■ **PROBLEM STATEMENT**: Go through the entries and count the lines with the string "title" in them. Give only that number.

━━━ DATA PROVIDED

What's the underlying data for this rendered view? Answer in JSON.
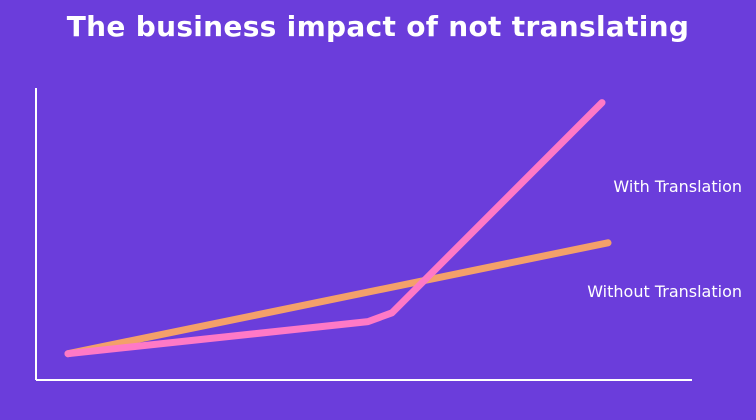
{
  "title": "The business impact of not translating",
  "colors": {
    "background": "#6b3ddb",
    "axis": "#ffffff",
    "with_translation": "#ff79c6",
    "without_translation": "#f4a06a",
    "label_text": "#ffffff"
  },
  "chart_data": {
    "type": "line",
    "title": "The business impact of not translating",
    "xlabel": "",
    "ylabel": "",
    "xlim": [
      0,
      10
    ],
    "ylim": [
      0,
      10
    ],
    "grid": false,
    "legend": "inline-right",
    "series": [
      {
        "name": "With Translation",
        "color": "#ff79c6",
        "x": [
          0,
          5.0,
          5.4,
          8.9
        ],
        "y": [
          0.9,
          2.0,
          2.3,
          9.5
        ]
      },
      {
        "name": "Without Translation",
        "color": "#f4a06a",
        "x": [
          0,
          9.0
        ],
        "y": [
          0.9,
          4.7
        ]
      }
    ]
  }
}
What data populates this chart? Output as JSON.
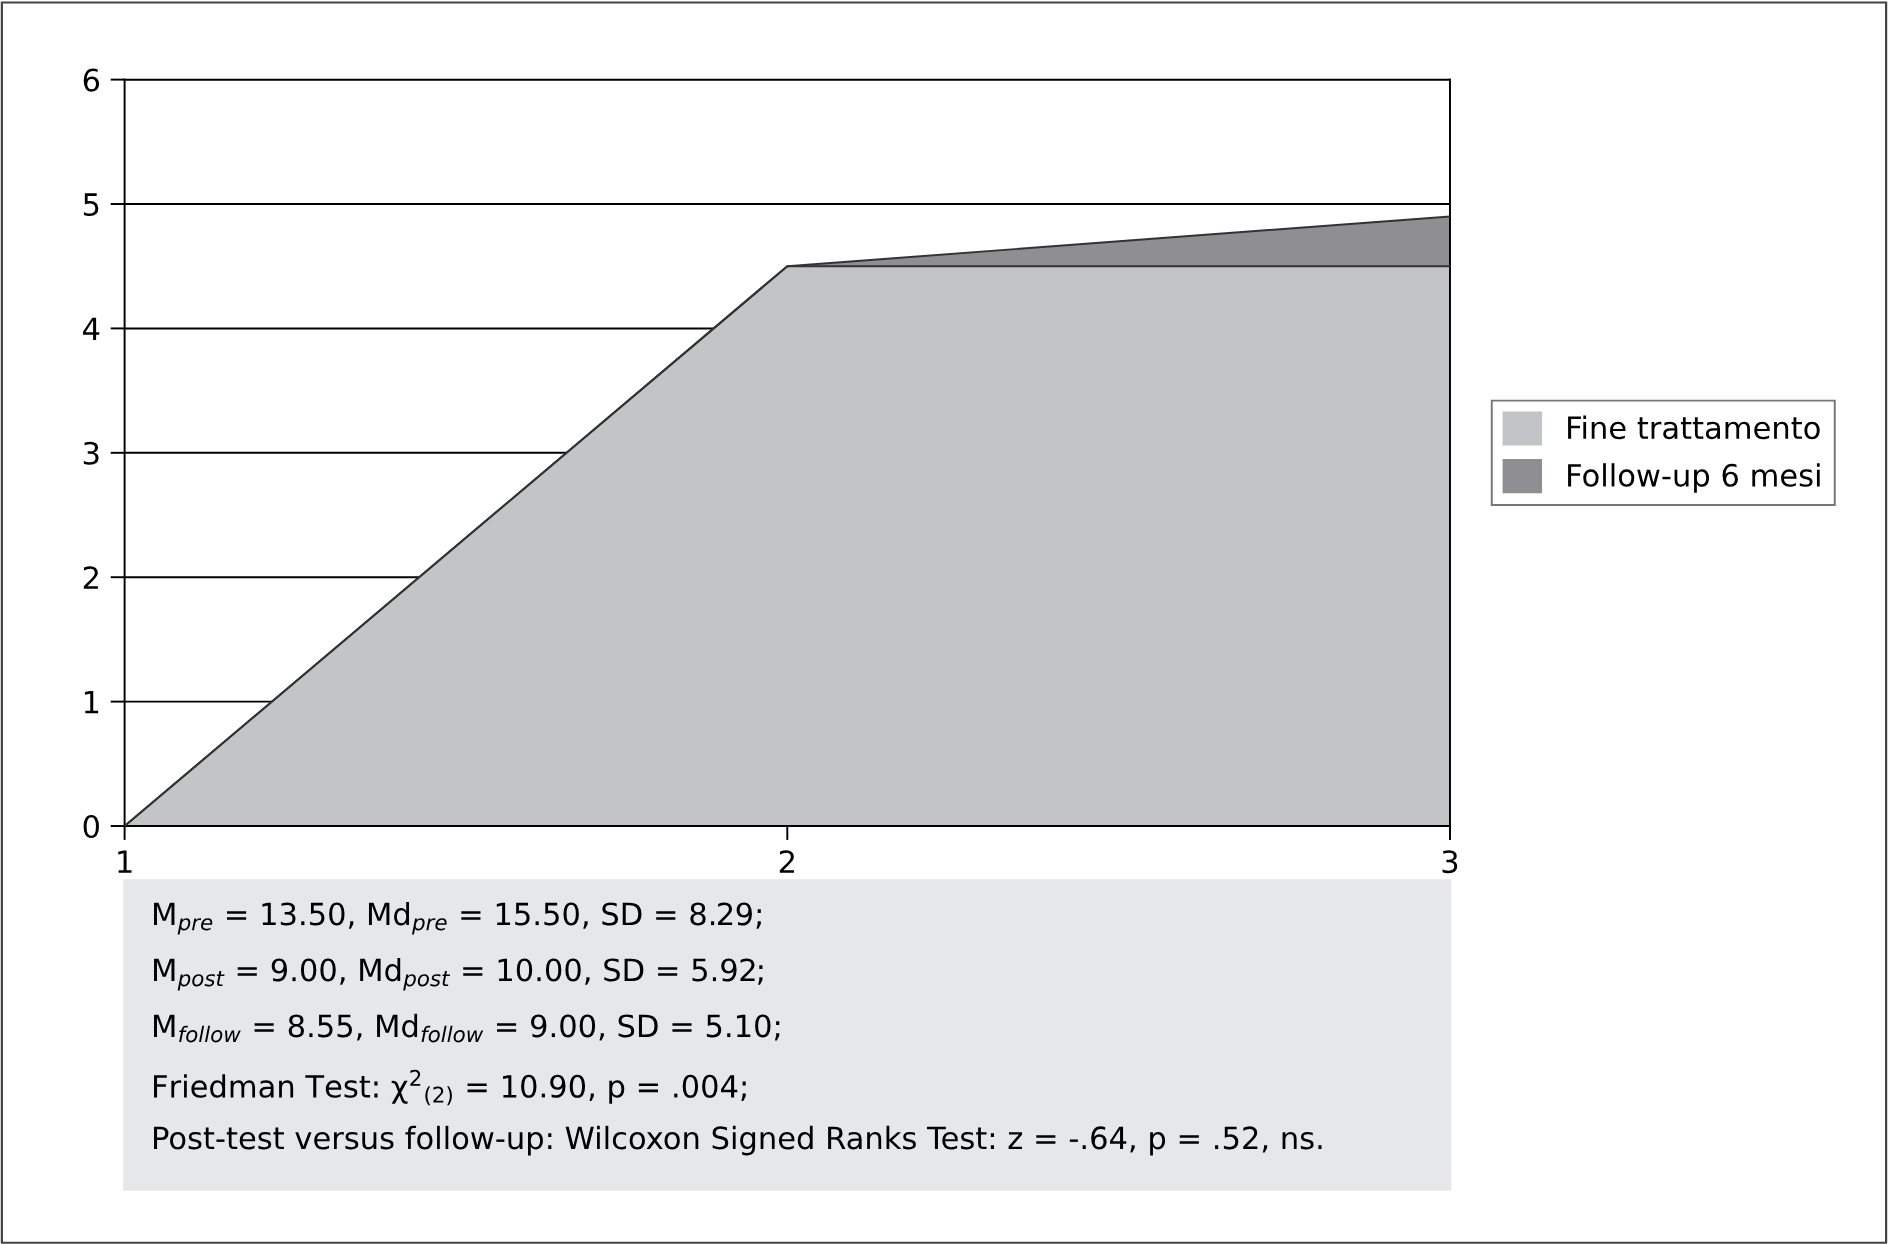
{
  "chart_data": {
    "type": "area",
    "stacked": true,
    "categories": [
      "1",
      "2",
      "3"
    ],
    "series": [
      {
        "name": "Fine trattamento",
        "color": "#c3c4c8",
        "values": [
          0,
          4.5,
          4.5
        ]
      },
      {
        "name": "Follow-up 6 mesi",
        "color": "#8e8e93",
        "values": [
          0,
          0,
          0.4
        ]
      }
    ],
    "ylim": [
      0,
      6
    ],
    "yticks": [
      0,
      1,
      2,
      3,
      4,
      5,
      6
    ],
    "grid": "y",
    "legend": "right",
    "annotations": [
      "M$_{pre}$ = 13.50, Md$_{pre}$ = 15.50, SD = 8.29;",
      "M$_{post}$ = 9.00, Md$_{post}$ = 10.00, SD = 5.92;",
      "M$_{follow}$ = 8.55, Md$_{follow}$ = 9.00, SD = 5.10;",
      "Friedman Test: χ$^{2}$$_{(2)}$ = 10.90, p = .004;",
      "Post-test versus follow-up: Wilcoxon Signed Ranks Test: z = -.64, p = .52, ns."
    ]
  }
}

━━━━━━

■ **SOLVED PROBLEM**: 2